-- START OF DATASET EXCERPTS --
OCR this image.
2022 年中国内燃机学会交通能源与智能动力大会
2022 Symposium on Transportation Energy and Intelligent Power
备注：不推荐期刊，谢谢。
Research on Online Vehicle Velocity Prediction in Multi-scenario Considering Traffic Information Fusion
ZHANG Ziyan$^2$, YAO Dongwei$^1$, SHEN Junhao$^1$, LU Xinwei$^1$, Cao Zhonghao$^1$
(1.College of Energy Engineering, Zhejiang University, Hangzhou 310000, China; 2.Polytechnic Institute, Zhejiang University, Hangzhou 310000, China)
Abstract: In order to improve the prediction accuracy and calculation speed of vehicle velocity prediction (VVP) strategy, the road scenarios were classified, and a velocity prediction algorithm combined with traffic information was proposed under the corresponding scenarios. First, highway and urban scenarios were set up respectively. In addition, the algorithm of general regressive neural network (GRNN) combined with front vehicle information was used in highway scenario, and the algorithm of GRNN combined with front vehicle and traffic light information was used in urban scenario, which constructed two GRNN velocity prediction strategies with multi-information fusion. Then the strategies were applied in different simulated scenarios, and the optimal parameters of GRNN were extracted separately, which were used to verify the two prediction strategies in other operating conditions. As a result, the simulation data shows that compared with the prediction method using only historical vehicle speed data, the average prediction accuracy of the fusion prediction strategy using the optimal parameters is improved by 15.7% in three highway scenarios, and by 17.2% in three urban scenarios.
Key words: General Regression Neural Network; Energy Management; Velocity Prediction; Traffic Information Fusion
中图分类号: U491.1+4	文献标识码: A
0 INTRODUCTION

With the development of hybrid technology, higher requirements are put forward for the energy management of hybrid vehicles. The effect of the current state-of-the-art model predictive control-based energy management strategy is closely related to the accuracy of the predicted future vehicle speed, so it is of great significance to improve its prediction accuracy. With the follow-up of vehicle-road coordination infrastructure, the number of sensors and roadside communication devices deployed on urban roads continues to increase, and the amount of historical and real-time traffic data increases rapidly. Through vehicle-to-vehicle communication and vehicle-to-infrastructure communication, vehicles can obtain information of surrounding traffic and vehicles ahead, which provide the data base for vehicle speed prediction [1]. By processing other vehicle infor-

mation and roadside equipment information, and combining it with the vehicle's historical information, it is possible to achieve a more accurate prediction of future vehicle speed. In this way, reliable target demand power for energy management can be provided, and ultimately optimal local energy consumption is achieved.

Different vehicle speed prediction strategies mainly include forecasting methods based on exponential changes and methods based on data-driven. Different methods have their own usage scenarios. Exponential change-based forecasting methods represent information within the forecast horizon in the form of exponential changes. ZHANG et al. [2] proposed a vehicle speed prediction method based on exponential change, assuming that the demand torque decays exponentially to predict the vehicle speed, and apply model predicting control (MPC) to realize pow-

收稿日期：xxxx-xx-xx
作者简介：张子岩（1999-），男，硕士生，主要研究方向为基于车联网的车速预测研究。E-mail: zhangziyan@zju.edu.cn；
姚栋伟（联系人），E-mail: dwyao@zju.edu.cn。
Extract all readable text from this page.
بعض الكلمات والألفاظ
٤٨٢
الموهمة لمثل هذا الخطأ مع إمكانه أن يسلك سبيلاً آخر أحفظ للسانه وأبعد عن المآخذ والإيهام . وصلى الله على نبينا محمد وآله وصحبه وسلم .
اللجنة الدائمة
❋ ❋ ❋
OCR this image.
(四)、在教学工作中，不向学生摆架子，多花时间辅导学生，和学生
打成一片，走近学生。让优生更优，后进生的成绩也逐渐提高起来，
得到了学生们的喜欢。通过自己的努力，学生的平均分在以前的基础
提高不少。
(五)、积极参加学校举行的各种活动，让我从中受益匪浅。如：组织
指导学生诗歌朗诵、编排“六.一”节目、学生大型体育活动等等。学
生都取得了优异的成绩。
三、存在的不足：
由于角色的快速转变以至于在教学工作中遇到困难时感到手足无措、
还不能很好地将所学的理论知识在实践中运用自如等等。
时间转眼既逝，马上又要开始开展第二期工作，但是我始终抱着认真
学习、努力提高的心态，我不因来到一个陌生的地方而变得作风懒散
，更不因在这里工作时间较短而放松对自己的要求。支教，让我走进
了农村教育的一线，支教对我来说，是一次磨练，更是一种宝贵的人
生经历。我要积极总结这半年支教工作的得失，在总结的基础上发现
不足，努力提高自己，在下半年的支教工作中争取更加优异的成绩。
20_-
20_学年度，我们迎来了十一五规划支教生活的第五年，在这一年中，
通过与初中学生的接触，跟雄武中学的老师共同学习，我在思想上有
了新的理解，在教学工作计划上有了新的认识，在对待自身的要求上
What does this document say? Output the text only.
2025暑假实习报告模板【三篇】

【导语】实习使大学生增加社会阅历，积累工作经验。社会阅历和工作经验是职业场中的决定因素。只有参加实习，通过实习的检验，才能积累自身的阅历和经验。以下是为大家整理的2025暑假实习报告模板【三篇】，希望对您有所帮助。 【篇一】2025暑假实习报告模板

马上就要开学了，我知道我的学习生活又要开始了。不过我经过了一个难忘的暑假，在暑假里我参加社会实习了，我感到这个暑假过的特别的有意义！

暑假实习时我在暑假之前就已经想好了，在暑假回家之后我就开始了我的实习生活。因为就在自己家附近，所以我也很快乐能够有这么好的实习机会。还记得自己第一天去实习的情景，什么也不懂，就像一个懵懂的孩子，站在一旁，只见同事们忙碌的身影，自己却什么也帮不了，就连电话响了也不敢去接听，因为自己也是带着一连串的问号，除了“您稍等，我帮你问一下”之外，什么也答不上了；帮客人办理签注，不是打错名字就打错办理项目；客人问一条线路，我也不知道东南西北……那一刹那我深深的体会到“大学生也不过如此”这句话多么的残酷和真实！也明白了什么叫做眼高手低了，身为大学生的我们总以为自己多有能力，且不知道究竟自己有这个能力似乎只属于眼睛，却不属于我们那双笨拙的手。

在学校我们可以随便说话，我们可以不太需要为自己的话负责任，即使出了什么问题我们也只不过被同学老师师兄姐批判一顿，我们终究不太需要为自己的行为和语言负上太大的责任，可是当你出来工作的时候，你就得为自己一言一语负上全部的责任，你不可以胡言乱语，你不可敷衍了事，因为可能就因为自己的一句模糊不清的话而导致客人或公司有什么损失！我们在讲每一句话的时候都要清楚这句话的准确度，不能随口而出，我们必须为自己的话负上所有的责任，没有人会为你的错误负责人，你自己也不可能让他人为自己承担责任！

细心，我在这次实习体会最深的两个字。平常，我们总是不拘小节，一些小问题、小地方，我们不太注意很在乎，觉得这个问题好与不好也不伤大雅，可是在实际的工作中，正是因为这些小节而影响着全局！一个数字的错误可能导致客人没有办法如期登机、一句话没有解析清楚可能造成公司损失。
-- END OF DATASET EXCERPTS --
Output the full listing exactly as it stands.

OCR this image.
2022 年中国内燃机学会交通能源与智能动力大会
2022 Symposium on Transportation Energy and Intelligent Power
备注：不推荐期刊，谢谢。
Research on Online Vehicle Velocity Prediction in Multi-scenario Considering Traffic Information Fusion
ZHANG Ziyan$^2$, YAO Dongwei$^1$, SHEN Junhao$^1$, LU Xinwei$^1$, Cao Zhonghao$^1$
(1.College of Energy Engineering, Zhejiang University, Hangzhou 310000, China; 2.Polytechnic Institute, Zhejiang University, Hangzhou 310000, China)
Abstract: In order to improve the prediction accuracy and calculation speed of vehicle velocity prediction (VVP) strategy, the road scenarios were classified, and a velocity prediction algorithm combined with traffic information was proposed under the corresponding scenarios. First, highway and urban scenarios were set up respectively. In addition, the algorithm of general regressive neural network (GRNN) combined with front vehicle information was used in highway scenario, and the algorithm of GRNN combined with front vehicle and traffic light information was used in urban scenario, which constructed two GRNN velocity prediction strategies with multi-information fusion. Then the strategies were applied in different simulated scenarios, and the optimal parameters of GRNN were extracted separately, which were used to verify the two prediction strategies in other operating conditions. As a result, the simulation data shows that compared with the prediction method using only historical vehicle speed data, the average prediction accuracy of the fusion prediction strategy using the optimal parameters is improved by 15.7% in three highway scenarios, and by 17.2% in three urban scenarios.
Key words: General Regression Neural Network; Energy Management; Velocity Prediction; Traffic Information Fusion
中图分类号: U491.1+4	文献标识码: A
0 INTRODUCTION

With the development of hybrid technology, higher requirements are put forward for the energy management of hybrid vehicles. The effect of the current state-of-the-art model predictive control-based energy management strategy is closely related to the accuracy of the predicted future vehicle speed, so it is of great significance to improve its prediction accuracy. With the follow-up of vehicle-road coordination infrastructure, the number of sensors and roadside communication devices deployed on urban roads continues to increase, and the amount of historical and real-time traffic data increases rapidly. Through vehicle-to-vehicle communication and vehicle-to-infrastructure communication, vehicles can obtain information of surrounding traffic and vehicles ahead, which provide the data base for vehicle speed prediction [1]. By processing other vehicle infor-

mation and roadside equipment information, and combining it with the vehicle's historical information, it is possible to achieve a more accurate prediction of future vehicle speed. In this way, reliable target demand power for energy management can be provided, and ultimately optimal local energy consumption is achieved.

Different vehicle speed prediction strategies mainly include forecasting methods based on exponential changes and methods based on data-driven. Different methods have their own usage scenarios. Exponential change-based forecasting methods represent information within the forecast horizon in the form of exponential changes. ZHANG et al. [2] proposed a vehicle speed prediction method based on exponential change, assuming that the demand torque decays exponentially to predict the vehicle speed, and apply model predicting control (MPC) to realize pow-

收稿日期：xxxx-xx-xx
作者简介：张子岩（1999-），男，硕士生，主要研究方向为基于车联网的车速预测研究。E-mail: zhangziyan@zju.edu.cn；
姚栋伟（联系人），E-mail: dwyao@zju.edu.cn。
Extract all readable text from this page.
بعض الكلمات والألفاظ
٤٨٢
الموهمة لمثل هذا الخطأ مع إمكانه أن يسلك سبيلاً آخر أحفظ للسانه وأبعد عن المآخذ والإيهام . وصلى الله على نبينا محمد وآله وصحبه وسلم .
اللجنة الدائمة
❋ ❋ ❋
OCR this image.
(四)、在教学工作中，不向学生摆架子，多花时间辅导学生，和学生
打成一片，走近学生。让优生更优，后进生的成绩也逐渐提高起来，
得到了学生们的喜欢。通过自己的努力，学生的平均分在以前的基础
提高不少。
(五)、积极参加学校举行的各种活动，让我从中受益匪浅。如：组织
指导学生诗歌朗诵、编排“六.一”节目、学生大型体育活动等等。学
生都取得了优异的成绩。
三、存在的不足：
由于角色的快速转变以至于在教学工作中遇到困难时感到手足无措、
还不能很好地将所学的理论知识在实践中运用自如等等。
时间转眼既逝，马上又要开始开展第二期工作，但是我始终抱着认真
学习、努力提高的心态，我不因来到一个陌生的地方而变得作风懒散
，更不因在这里工作时间较短而放松对自己的要求。支教，让我走进
了农村教育的一线，支教对我来说，是一次磨练，更是一种宝贵的人
生经历。我要积极总结这半年支教工作的得失，在总结的基础上发现
不足，努力提高自己，在下半年的支教工作中争取更加优异的成绩。
20_-
20_学年度，我们迎来了十一五规划支教生活的第五年，在这一年中，
通过与初中学生的接触，跟雄武中学的老师共同学习，我在思想上有
了新的理解，在教学工作计划上有了新的认识，在对待自身的要求上
What does this document say? Output the text only.
2025暑假实习报告模板【三篇】

【导语】实习使大学生增加社会阅历，积累工作经验。社会阅历和工作经验是职业场中的决定因素。只有参加实习，通过实习的检验，才能积累自身的阅历和经验。以下是为大家整理的2025暑假实习报告模板【三篇】，希望对您有所帮助。 【篇一】2025暑假实习报告模板

马上就要开学了，我知道我的学习生活又要开始了。不过我经过了一个难忘的暑假，在暑假里我参加社会实习了，我感到这个暑假过的特别的有意义！

暑假实习时我在暑假之前就已经想好了，在暑假回家之后我就开始了我的实习生活。因为就在自己家附近，所以我也很快乐能够有这么好的实习机会。还记得自己第一天去实习的情景，什么也不懂，就像一个懵懂的孩子，站在一旁，只见同事们忙碌的身影，自己却什么也帮不了，就连电话响了也不敢去接听，因为自己也是带着一连串的问号，除了“您稍等，我帮你问一下”之外，什么也答不上了；帮客人办理签注，不是打错名字就打错办理项目；客人问一条线路，我也不知道东南西北……那一刹那我深深的体会到“大学生也不过如此”这句话多么的残酷和真实！也明白了什么叫做眼高手低了，身为大学生的我们总以为自己多有能力，且不知道究竟自己有这个能力似乎只属于眼睛，却不属于我们那双笨拙的手。

在学校我们可以随便说话，我们可以不太需要为自己的话负责任，即使出了什么问题我们也只不过被同学老师师兄姐批判一顿，我们终究不太需要为自己的行为和语言负上太大的责任，可是当你出来工作的时候，你就得为自己一言一语负上全部的责任，你不可以胡言乱语，你不可敷衍了事，因为可能就因为自己的一句模糊不清的话而导致客人或公司有什么损失！我们在讲每一句话的时候都要清楚这句话的准确度，不能随口而出，我们必须为自己的话负上所有的责任，没有人会为你的错误负责人，你自己也不可能让他人为自己承担责任！

细心，我在这次实习体会最深的两个字。平常，我们总是不拘小节，一些小问题、小地方，我们不太注意很在乎，觉得这个问题好与不好也不伤大雅，可是在实际的工作中，正是因为这些小节而影响着全局！一个数字的错误可能导致客人没有办法如期登机、一句话没有解析清楚可能造成公司损失。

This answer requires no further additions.